--- start EXCERPTED RECORDS ---

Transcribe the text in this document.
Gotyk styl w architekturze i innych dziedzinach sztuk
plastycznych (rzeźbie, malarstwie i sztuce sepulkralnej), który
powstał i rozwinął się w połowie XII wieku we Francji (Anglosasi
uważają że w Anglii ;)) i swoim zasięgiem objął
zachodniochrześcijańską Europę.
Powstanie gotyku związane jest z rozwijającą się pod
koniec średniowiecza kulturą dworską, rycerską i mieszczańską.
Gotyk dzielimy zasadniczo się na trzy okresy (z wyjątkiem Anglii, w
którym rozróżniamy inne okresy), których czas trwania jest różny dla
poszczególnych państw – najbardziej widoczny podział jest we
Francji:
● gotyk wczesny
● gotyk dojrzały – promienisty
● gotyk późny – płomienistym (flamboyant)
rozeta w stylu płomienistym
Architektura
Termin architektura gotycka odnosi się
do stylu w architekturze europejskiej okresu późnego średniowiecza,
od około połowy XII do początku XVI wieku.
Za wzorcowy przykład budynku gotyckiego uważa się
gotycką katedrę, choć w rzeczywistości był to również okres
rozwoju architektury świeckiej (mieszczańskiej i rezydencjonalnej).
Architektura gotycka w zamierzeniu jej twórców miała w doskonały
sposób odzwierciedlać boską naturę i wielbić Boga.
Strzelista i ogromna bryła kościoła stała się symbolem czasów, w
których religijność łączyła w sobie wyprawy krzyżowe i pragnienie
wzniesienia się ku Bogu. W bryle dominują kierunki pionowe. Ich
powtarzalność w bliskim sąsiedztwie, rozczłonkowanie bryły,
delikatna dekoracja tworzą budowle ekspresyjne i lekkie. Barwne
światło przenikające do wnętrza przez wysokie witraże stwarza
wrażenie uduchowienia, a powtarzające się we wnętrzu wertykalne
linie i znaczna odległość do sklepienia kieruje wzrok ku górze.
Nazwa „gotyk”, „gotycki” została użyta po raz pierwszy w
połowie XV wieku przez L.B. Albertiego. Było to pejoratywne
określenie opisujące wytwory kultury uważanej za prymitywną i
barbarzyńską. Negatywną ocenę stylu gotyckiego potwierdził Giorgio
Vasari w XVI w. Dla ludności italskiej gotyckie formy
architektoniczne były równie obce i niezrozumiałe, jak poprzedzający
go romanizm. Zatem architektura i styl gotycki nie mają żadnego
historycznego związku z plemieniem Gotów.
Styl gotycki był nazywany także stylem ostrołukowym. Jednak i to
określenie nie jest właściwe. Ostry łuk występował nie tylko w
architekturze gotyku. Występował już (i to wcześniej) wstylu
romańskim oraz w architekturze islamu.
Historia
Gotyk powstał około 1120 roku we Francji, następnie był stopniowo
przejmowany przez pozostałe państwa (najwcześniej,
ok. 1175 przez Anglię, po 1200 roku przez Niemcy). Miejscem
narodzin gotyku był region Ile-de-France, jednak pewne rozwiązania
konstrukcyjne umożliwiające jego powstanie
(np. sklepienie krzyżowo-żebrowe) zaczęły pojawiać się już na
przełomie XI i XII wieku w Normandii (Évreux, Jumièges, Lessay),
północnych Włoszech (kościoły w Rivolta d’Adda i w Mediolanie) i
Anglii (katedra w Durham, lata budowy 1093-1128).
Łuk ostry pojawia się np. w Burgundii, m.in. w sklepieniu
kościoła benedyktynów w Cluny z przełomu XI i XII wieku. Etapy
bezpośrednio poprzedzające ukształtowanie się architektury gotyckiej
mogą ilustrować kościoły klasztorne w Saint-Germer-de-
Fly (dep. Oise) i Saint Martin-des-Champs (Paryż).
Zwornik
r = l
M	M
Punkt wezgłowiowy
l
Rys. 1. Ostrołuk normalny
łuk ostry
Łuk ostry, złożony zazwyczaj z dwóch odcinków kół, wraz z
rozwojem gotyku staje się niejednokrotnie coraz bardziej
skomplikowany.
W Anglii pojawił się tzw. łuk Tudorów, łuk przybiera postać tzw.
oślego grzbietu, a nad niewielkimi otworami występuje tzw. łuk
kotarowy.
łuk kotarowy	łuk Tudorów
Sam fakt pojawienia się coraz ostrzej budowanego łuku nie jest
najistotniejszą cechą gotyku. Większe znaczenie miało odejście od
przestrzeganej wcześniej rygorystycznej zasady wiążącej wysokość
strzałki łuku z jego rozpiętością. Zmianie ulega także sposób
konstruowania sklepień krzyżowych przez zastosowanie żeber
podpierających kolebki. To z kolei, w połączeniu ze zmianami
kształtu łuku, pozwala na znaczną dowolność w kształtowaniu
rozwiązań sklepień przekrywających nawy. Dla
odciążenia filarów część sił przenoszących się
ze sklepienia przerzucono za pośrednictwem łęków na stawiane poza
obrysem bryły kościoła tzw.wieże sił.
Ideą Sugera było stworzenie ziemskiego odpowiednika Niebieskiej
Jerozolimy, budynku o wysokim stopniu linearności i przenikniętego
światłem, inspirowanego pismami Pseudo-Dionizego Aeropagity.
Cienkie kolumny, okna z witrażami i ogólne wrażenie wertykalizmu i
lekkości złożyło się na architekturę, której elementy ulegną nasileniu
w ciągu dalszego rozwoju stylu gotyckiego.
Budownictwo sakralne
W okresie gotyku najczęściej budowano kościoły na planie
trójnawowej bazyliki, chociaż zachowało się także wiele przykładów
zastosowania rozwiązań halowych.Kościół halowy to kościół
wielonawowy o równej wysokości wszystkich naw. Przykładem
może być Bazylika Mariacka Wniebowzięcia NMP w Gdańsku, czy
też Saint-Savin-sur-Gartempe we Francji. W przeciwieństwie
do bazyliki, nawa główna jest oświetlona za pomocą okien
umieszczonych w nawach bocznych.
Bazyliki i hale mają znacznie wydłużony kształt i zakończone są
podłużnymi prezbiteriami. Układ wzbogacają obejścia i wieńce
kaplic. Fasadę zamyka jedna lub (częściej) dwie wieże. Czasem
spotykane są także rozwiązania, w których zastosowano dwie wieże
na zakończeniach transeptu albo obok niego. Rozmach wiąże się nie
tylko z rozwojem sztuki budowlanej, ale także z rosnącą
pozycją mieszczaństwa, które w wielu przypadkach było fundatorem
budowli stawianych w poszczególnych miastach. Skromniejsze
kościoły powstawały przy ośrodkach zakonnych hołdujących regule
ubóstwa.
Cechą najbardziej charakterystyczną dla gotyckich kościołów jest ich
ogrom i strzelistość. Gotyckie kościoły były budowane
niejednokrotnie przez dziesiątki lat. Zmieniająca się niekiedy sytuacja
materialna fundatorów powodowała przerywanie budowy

--- end EXCERPTED RECORDS ---

**GOAL OF THE EXERCISE**
Your task is to retype all of the records exactly.

**CORRECT ANSWER**
Transcribe the text in this document.
Gotyk styl w architekturze i innych dziedzinach sztuk
plastycznych (rzeźbie, malarstwie i sztuce sepulkralnej), który
powstał i rozwinął się w połowie XII wieku we Francji (Anglosasi
uważają że w Anglii ;)) i swoim zasięgiem objął
zachodniochrześcijańską Europę.
Powstanie gotyku związane jest z rozwijającą się pod
koniec średniowiecza kulturą dworską, rycerską i mieszczańską.
Gotyk dzielimy zasadniczo się na trzy okresy (z wyjątkiem Anglii, w
którym rozróżniamy inne okresy), których czas trwania jest różny dla
poszczególnych państw – najbardziej widoczny podział jest we
Francji:
● gotyk wczesny
● gotyk dojrzały – promienisty
● gotyk późny – płomienistym (flamboyant)
rozeta w stylu płomienistym
Architektura
Termin architektura gotycka odnosi się
do stylu w architekturze europejskiej okresu późnego średniowiecza,
od około połowy XII do początku XVI wieku.
Za wzorcowy przykład budynku gotyckiego uważa się
gotycką katedrę, choć w rzeczywistości był to również okres
rozwoju architektury świeckiej (mieszczańskiej i rezydencjonalnej).
Architektura gotycka w zamierzeniu jej twórców miała w doskonały
sposób odzwierciedlać boską naturę i wielbić Boga.
Strzelista i ogromna bryła kościoła stała się symbolem czasów, w
których religijność łączyła w sobie wyprawy krzyżowe i pragnienie
wzniesienia się ku Bogu. W bryle dominują kierunki pionowe. Ich
powtarzalność w bliskim sąsiedztwie, rozczłonkowanie bryły,
delikatna dekoracja tworzą budowle ekspresyjne i lekkie. Barwne
światło przenikające do wnętrza przez wysokie witraże stwarza
wrażenie uduchowienia, a powtarzające się we wnętrzu wertykalne
linie i znaczna odległość do sklepienia kieruje wzrok ku górze.
Nazwa „gotyk”, „gotycki” została użyta po raz pierwszy w
połowie XV wieku przez L.B. Albertiego. Było to pejoratywne
określenie opisujące wytwory kultury uważanej za prymitywną i
barbarzyńską. Negatywną ocenę stylu gotyckiego potwierdził Giorgio
Vasari w XVI w. Dla ludności italskiej gotyckie formy
architektoniczne były równie obce i niezrozumiałe, jak poprzedzający
go romanizm. Zatem architektura i styl gotycki nie mają żadnego
historycznego związku z plemieniem Gotów.
Styl gotycki był nazywany także stylem ostrołukowym. Jednak i to
określenie nie jest właściwe. Ostry łuk występował nie tylko w
architekturze gotyku. Występował już (i to wcześniej) wstylu
romańskim oraz w architekturze islamu.
Historia
Gotyk powstał około 1120 roku we Francji, następnie był stopniowo
przejmowany przez pozostałe państwa (najwcześniej,
ok. 1175 przez Anglię, po 1200 roku przez Niemcy). Miejscem
narodzin gotyku był region Ile-de-France, jednak pewne rozwiązania
konstrukcyjne umożliwiające jego powstanie
(np. sklepienie krzyżowo-żebrowe) zaczęły pojawiać się już na
przełomie XI i XII wieku w Normandii (Évreux, Jumièges, Lessay),
północnych Włoszech (kościoły w Rivolta d’Adda i w Mediolanie) i
Anglii (katedra w Durham, lata budowy 1093-1128).
Łuk ostry pojawia się np. w Burgundii, m.in. w sklepieniu
kościoła benedyktynów w Cluny z przełomu XI i XII wieku. Etapy
bezpośrednio poprzedzające ukształtowanie się architektury gotyckiej
mogą ilustrować kościoły klasztorne w Saint-Germer-de-
Fly (dep. Oise) i Saint Martin-des-Champs (Paryż).
Zwornik
r = l
M	M
Punkt wezgłowiowy
l
Rys. 1. Ostrołuk normalny
łuk ostry
Łuk ostry, złożony zazwyczaj z dwóch odcinków kół, wraz z
rozwojem gotyku staje się niejednokrotnie coraz bardziej
skomplikowany.
W Anglii pojawił się tzw. łuk Tudorów, łuk przybiera postać tzw.
oślego grzbietu, a nad niewielkimi otworami występuje tzw. łuk
kotarowy.
łuk kotarowy	łuk Tudorów
Sam fakt pojawienia się coraz ostrzej budowanego łuku nie jest
najistotniejszą cechą gotyku. Większe znaczenie miało odejście od
przestrzeganej wcześniej rygorystycznej zasady wiążącej wysokość
strzałki łuku z jego rozpiętością. Zmianie ulega także sposób
konstruowania sklepień krzyżowych przez zastosowanie żeber
podpierających kolebki. To z kolei, w połączeniu ze zmianami
kształtu łuku, pozwala na znaczną dowolność w kształtowaniu
rozwiązań sklepień przekrywających nawy. Dla
odciążenia filarów część sił przenoszących się
ze sklepienia przerzucono za pośrednictwem łęków na stawiane poza
obrysem bryły kościoła tzw.wieże sił.
Ideą Sugera było stworzenie ziemskiego odpowiednika Niebieskiej
Jerozolimy, budynku o wysokim stopniu linearności i przenikniętego
światłem, inspirowanego pismami Pseudo-Dionizego Aeropagity.
Cienkie kolumny, okna z witrażami i ogólne wrażenie wertykalizmu i
lekkości złożyło się na architekturę, której elementy ulegną nasileniu
w ciągu dalszego rozwoju stylu gotyckiego.
Budownictwo sakralne
W okresie gotyku najczęściej budowano kościoły na planie
trójnawowej bazyliki, chociaż zachowało się także wiele przykładów
zastosowania rozwiązań halowych.Kościół halowy to kościół
wielonawowy o równej wysokości wszystkich naw. Przykładem
może być Bazylika Mariacka Wniebowzięcia NMP w Gdańsku, czy
też Saint-Savin-sur-Gartempe we Francji. W przeciwieństwie
do bazyliki, nawa główna jest oświetlona za pomocą okien
umieszczonych w nawach bocznych.
Bazyliki i hale mają znacznie wydłużony kształt i zakończone są
podłużnymi prezbiteriami. Układ wzbogacają obejścia i wieńce
kaplic. Fasadę zamyka jedna lub (częściej) dwie wieże. Czasem
spotykane są także rozwiązania, w których zastosowano dwie wieże
na zakończeniach transeptu albo obok niego. Rozmach wiąże się nie
tylko z rozwojem sztuki budowlanej, ale także z rosnącą
pozycją mieszczaństwa, które w wielu przypadkach było fundatorem
budowli stawianych w poszczególnych miastach. Skromniejsze
kościoły powstawały przy ośrodkach zakonnych hołdujących regule
ubóstwa.
Cechą najbardziej charakterystyczną dla gotyckich kościołów jest ich
ogrom i strzelistość. Gotyckie kościoły były budowane
niejednokrotnie przez dziesiątki lat. Zmieniająca się niekiedy sytuacja
materialna fundatorów powodowała przerywanie budowy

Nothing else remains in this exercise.